* **THE EXERCISE**
Below are the records. List every line holding the word "LIFE".

(Data listing)
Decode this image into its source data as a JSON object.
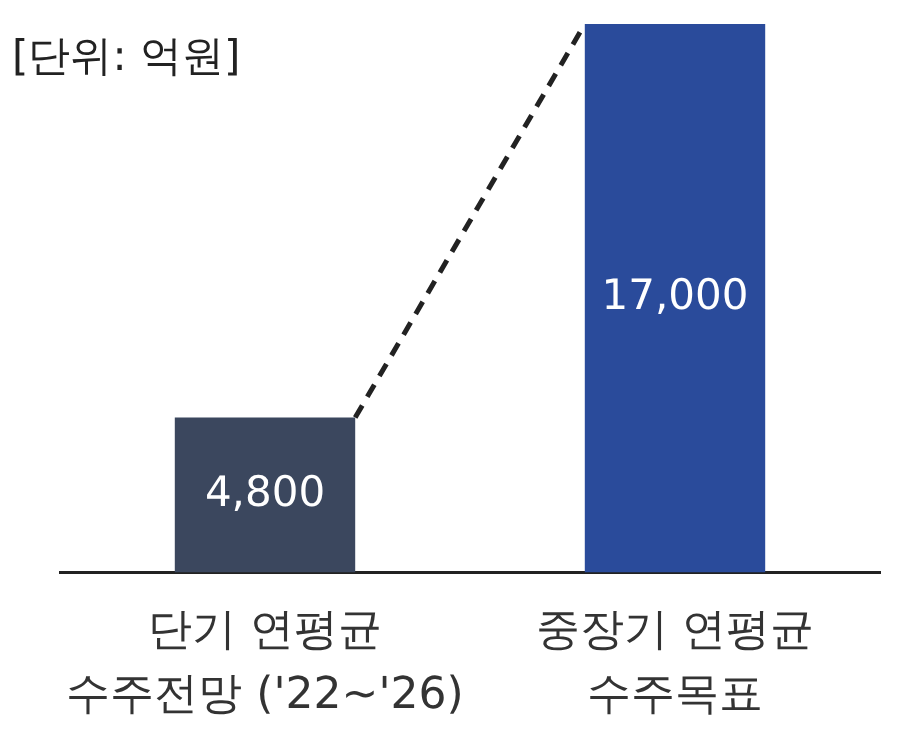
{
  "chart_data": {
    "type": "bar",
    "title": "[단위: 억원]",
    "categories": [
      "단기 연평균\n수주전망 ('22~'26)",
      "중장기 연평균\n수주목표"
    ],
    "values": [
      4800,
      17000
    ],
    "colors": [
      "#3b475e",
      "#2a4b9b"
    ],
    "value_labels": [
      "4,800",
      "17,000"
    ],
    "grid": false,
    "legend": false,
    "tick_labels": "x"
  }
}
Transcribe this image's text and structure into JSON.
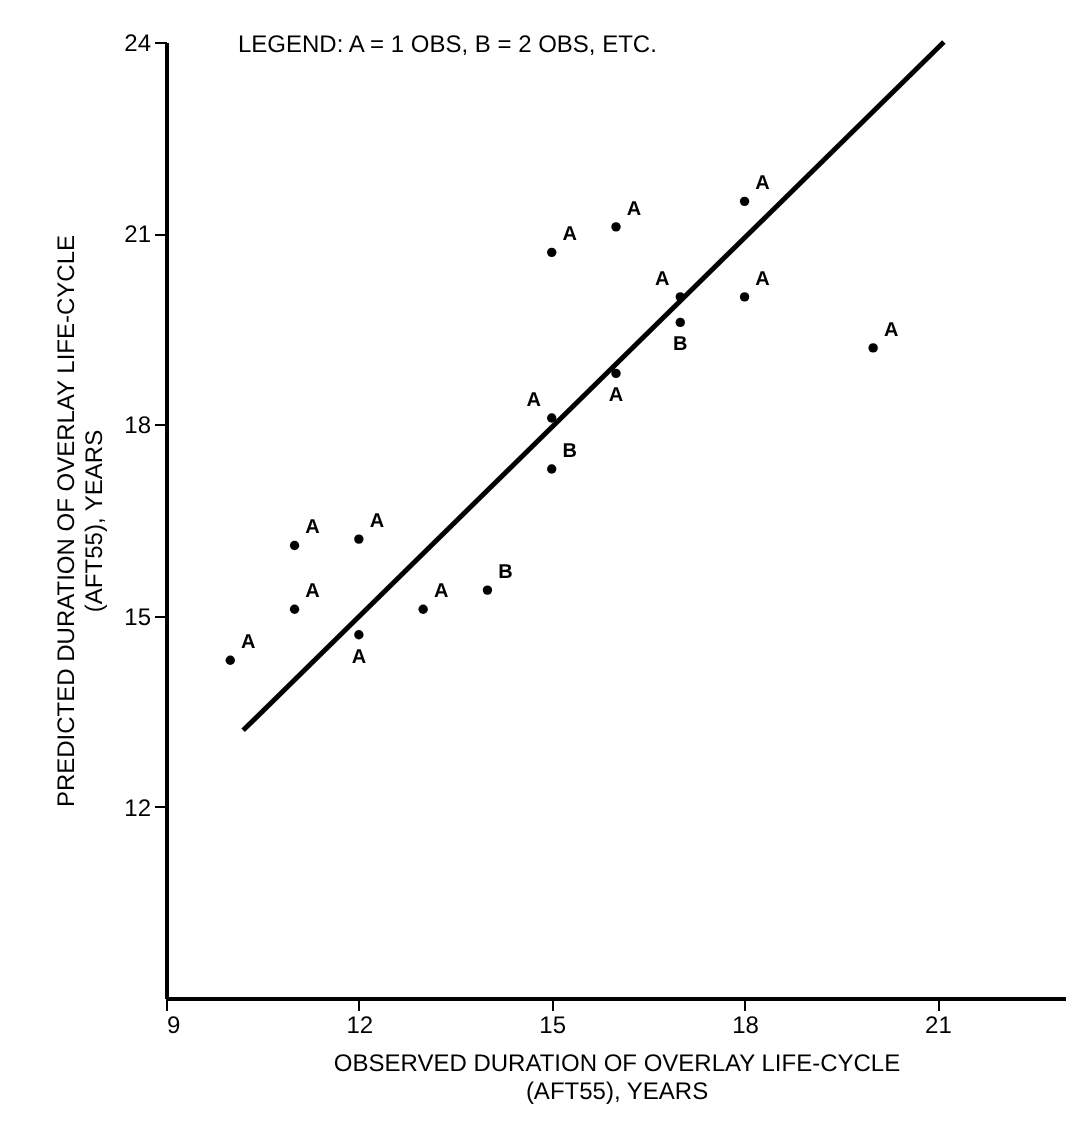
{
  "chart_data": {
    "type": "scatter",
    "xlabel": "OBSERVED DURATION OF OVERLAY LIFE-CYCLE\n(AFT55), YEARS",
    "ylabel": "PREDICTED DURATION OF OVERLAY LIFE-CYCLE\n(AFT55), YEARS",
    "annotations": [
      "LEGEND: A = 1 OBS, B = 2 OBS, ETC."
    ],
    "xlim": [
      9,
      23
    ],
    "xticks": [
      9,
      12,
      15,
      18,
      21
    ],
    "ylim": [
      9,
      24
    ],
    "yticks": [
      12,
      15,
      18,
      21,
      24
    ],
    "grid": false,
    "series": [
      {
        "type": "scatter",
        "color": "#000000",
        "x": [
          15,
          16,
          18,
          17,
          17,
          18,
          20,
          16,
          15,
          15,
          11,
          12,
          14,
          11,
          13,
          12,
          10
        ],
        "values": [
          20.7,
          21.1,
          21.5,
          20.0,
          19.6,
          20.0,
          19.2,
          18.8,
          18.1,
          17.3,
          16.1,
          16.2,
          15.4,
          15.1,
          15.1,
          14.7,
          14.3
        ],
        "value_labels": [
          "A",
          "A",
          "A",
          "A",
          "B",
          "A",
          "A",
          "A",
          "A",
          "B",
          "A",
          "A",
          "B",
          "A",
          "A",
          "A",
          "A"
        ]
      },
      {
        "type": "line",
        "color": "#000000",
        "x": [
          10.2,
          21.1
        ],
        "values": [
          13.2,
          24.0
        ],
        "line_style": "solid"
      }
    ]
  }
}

* **SOLUTION TO THE EXERCISE**
    "xlabel": "OBSERVED DURATION OF OVERLAY LIFE-CYCLE\n(AFT55), YEARS",
    "ylabel": "PREDICTED DURATION OF OVERLAY LIFE-CYCLE\n(AFT55), YEARS",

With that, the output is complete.